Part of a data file
○ ○ ○ ○ ○

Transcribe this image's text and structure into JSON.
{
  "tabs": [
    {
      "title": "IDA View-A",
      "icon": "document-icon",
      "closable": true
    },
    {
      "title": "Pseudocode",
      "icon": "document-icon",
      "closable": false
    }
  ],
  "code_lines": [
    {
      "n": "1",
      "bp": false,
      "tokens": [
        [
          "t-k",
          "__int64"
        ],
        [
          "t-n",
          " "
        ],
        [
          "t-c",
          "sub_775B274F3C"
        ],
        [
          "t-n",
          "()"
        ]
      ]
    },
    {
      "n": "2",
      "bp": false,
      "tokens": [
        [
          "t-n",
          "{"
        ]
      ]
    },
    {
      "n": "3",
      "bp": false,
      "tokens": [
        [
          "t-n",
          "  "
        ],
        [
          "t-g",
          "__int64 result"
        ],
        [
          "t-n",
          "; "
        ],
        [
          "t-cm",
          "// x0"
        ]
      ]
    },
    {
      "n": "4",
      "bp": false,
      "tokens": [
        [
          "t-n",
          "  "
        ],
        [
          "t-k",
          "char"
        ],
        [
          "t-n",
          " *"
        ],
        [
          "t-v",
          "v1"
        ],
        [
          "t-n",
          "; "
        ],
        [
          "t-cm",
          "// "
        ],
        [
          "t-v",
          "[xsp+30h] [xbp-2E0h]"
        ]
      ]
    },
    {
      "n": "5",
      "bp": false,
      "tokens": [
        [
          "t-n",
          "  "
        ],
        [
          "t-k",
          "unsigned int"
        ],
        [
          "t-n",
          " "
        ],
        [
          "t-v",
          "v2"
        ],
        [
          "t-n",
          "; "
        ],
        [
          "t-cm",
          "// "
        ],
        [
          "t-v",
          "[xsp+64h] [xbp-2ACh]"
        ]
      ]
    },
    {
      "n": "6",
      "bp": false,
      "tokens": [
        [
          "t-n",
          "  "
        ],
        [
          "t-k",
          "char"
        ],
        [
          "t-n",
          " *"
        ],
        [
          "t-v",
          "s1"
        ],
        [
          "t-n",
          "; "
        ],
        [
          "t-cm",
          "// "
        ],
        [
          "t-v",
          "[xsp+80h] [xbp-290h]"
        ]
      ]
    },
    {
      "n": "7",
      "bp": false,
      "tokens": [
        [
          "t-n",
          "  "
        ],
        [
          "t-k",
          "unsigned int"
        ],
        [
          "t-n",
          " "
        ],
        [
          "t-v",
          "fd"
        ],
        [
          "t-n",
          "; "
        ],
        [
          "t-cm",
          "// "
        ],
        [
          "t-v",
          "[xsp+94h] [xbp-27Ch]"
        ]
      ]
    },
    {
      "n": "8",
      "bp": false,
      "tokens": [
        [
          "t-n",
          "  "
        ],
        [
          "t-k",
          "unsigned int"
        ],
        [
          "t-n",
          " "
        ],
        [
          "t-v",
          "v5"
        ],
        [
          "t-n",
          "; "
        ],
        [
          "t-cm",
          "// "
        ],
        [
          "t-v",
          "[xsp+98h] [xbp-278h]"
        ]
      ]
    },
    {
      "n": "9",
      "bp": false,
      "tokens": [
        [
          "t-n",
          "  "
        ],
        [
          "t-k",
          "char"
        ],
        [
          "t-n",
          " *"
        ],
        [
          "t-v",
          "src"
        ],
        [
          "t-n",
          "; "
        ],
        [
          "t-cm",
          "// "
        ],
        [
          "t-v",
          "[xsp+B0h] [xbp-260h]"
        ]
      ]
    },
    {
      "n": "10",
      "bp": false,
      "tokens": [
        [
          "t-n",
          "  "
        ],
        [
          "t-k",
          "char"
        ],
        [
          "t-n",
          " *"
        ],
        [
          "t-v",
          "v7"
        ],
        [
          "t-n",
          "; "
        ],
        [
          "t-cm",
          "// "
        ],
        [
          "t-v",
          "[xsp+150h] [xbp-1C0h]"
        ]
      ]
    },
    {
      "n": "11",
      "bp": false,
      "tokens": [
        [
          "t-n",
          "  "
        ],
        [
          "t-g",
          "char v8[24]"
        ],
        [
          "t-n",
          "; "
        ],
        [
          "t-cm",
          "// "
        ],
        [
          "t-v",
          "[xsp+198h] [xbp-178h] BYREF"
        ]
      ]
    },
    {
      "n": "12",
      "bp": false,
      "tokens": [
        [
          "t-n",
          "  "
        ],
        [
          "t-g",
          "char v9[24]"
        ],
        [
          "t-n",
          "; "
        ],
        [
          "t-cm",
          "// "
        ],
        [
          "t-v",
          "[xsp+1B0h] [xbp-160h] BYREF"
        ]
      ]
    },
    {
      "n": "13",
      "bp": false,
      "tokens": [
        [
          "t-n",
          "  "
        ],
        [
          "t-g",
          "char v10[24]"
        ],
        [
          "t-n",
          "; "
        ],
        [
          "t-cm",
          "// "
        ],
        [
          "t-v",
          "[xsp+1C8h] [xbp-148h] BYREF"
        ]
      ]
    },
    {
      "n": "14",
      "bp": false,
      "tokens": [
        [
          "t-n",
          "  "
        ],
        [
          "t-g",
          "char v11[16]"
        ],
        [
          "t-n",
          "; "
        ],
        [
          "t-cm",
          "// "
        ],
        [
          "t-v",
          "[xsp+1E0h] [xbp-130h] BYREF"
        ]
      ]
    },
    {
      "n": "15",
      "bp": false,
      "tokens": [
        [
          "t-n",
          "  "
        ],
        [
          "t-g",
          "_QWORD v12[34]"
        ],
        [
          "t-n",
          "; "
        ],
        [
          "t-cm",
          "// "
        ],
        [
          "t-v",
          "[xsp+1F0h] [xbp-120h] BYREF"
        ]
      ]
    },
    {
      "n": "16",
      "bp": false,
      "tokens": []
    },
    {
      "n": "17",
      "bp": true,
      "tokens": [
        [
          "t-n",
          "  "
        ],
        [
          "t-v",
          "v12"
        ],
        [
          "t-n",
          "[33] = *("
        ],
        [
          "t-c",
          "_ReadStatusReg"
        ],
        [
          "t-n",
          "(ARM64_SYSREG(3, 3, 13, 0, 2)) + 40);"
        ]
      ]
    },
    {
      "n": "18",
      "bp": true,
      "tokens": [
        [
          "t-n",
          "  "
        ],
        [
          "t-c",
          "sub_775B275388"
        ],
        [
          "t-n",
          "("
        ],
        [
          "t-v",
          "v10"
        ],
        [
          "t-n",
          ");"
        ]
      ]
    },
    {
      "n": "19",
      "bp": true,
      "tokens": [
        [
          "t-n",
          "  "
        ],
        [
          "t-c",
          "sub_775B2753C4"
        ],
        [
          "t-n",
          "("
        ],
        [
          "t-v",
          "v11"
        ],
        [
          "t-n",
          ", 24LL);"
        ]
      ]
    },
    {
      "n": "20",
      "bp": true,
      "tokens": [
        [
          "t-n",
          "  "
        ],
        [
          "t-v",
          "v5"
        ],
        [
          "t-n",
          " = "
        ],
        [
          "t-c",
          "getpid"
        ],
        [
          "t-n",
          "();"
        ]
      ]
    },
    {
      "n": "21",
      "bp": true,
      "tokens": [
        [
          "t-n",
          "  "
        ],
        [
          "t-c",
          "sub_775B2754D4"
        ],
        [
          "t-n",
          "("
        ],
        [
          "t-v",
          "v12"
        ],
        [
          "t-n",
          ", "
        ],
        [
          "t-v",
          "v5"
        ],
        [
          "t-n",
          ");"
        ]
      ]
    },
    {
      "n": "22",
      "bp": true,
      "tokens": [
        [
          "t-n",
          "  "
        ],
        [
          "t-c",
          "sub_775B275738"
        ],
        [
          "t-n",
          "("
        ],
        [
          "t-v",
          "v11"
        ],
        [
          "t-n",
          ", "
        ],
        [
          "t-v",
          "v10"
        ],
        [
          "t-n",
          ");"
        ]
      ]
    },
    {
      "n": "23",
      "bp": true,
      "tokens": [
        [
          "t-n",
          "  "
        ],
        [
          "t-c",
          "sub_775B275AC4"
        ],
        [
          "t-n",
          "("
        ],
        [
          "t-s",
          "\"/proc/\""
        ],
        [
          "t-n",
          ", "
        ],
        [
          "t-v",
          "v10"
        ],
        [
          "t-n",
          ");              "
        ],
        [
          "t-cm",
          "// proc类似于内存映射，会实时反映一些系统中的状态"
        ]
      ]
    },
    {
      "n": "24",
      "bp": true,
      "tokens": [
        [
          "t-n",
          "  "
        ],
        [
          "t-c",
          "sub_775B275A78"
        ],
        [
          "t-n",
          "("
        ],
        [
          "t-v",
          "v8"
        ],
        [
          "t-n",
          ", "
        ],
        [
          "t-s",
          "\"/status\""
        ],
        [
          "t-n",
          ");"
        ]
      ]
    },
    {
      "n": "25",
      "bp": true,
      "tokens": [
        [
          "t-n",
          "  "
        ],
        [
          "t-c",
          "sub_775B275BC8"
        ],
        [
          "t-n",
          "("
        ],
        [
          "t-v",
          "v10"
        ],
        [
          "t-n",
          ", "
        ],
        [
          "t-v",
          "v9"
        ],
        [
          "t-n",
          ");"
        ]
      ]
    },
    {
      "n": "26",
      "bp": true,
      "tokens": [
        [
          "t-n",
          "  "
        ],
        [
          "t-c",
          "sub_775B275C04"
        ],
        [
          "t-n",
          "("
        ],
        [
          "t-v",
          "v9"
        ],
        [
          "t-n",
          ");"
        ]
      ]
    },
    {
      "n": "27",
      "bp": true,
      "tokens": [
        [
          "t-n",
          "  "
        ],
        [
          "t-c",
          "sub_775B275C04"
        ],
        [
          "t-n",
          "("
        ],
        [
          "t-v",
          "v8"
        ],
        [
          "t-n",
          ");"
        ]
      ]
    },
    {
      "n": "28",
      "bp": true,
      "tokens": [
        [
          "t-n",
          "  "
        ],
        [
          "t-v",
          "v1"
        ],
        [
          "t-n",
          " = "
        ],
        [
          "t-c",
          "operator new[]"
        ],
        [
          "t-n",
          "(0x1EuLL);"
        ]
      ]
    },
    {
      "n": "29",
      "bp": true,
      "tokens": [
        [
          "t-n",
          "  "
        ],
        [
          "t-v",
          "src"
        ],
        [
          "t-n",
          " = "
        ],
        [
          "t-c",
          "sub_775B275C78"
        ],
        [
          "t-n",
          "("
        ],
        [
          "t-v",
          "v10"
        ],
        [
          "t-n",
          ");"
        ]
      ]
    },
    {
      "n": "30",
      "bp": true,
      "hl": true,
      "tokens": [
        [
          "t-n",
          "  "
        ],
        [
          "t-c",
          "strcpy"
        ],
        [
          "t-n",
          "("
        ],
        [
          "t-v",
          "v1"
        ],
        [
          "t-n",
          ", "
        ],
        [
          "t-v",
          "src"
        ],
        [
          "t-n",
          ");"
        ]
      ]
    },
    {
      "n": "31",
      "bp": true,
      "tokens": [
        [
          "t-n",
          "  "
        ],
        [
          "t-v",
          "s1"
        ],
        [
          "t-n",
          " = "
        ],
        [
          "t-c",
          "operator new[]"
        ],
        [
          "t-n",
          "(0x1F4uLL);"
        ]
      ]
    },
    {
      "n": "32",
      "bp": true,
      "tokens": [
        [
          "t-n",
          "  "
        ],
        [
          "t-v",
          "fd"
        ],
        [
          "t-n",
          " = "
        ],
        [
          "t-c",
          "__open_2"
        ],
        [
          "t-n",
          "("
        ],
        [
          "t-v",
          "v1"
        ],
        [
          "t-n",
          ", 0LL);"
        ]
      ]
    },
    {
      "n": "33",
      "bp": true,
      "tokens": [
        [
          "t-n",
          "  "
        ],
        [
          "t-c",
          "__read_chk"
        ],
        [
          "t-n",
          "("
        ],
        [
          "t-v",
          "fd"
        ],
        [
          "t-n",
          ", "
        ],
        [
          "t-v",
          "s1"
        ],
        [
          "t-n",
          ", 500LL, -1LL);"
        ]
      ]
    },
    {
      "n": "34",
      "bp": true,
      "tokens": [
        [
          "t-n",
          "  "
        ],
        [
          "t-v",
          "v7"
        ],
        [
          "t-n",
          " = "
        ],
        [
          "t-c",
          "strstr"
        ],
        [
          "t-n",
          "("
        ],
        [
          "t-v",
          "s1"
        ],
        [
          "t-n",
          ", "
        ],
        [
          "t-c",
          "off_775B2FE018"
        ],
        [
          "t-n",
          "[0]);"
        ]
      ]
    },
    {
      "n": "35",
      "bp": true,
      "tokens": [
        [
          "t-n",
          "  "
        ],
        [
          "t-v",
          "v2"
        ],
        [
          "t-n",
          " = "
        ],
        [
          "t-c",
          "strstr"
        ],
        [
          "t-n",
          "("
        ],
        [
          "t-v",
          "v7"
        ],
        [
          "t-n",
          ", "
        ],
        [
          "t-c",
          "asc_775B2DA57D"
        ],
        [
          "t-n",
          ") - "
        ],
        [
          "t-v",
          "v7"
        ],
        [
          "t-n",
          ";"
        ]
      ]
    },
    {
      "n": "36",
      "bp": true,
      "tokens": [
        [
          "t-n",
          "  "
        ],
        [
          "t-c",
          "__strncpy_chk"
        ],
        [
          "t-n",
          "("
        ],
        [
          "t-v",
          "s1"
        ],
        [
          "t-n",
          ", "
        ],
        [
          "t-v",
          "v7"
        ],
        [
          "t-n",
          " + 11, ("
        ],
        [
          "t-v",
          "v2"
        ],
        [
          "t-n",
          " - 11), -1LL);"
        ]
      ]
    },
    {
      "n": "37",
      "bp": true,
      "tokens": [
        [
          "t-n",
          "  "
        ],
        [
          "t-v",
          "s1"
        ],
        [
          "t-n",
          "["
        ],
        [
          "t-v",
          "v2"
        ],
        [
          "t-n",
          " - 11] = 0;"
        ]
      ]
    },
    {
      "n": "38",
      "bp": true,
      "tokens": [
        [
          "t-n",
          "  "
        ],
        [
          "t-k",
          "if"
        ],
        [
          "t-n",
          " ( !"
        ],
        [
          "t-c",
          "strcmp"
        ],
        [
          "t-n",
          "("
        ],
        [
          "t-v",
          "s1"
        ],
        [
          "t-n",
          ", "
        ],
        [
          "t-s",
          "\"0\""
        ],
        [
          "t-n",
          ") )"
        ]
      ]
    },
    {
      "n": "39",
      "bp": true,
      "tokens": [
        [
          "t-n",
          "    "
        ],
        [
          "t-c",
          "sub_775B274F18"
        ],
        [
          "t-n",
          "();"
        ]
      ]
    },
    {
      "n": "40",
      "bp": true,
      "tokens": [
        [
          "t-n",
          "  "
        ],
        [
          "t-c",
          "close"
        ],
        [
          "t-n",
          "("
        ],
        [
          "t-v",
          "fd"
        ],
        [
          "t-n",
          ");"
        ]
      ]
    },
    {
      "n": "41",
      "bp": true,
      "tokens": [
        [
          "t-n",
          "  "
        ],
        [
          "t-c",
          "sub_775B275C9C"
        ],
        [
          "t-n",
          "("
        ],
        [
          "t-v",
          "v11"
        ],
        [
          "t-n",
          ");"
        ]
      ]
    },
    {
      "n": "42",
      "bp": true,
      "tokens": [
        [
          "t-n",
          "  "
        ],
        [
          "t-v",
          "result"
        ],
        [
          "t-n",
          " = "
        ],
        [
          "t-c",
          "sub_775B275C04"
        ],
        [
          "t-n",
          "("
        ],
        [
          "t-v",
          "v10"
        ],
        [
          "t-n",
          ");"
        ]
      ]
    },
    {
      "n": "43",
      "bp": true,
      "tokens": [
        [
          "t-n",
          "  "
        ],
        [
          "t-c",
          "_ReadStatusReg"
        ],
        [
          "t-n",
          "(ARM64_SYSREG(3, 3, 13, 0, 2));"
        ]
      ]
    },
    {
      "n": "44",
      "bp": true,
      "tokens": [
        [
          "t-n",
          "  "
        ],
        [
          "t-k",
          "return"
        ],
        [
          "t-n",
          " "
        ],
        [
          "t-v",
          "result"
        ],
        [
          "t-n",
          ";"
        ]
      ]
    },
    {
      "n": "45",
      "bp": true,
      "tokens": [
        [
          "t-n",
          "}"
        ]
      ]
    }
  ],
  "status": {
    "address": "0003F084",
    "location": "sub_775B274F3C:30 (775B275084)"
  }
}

○ ○ ○ ○ ○

» **Aim of the exercise**:
Using the listing above, show every line that includes the string "BYREF".

» **Task response**:
          "[xsp+198h] [xbp-178h] BYREF"
          "[xsp+1B0h] [xbp-160h] BYREF"
          "[xsp+1C8h] [xbp-148h] BYREF"
          "[xsp+1E0h] [xbp-130h] BYREF"
          "[xsp+1F0h] [xbp-120h] BYREF"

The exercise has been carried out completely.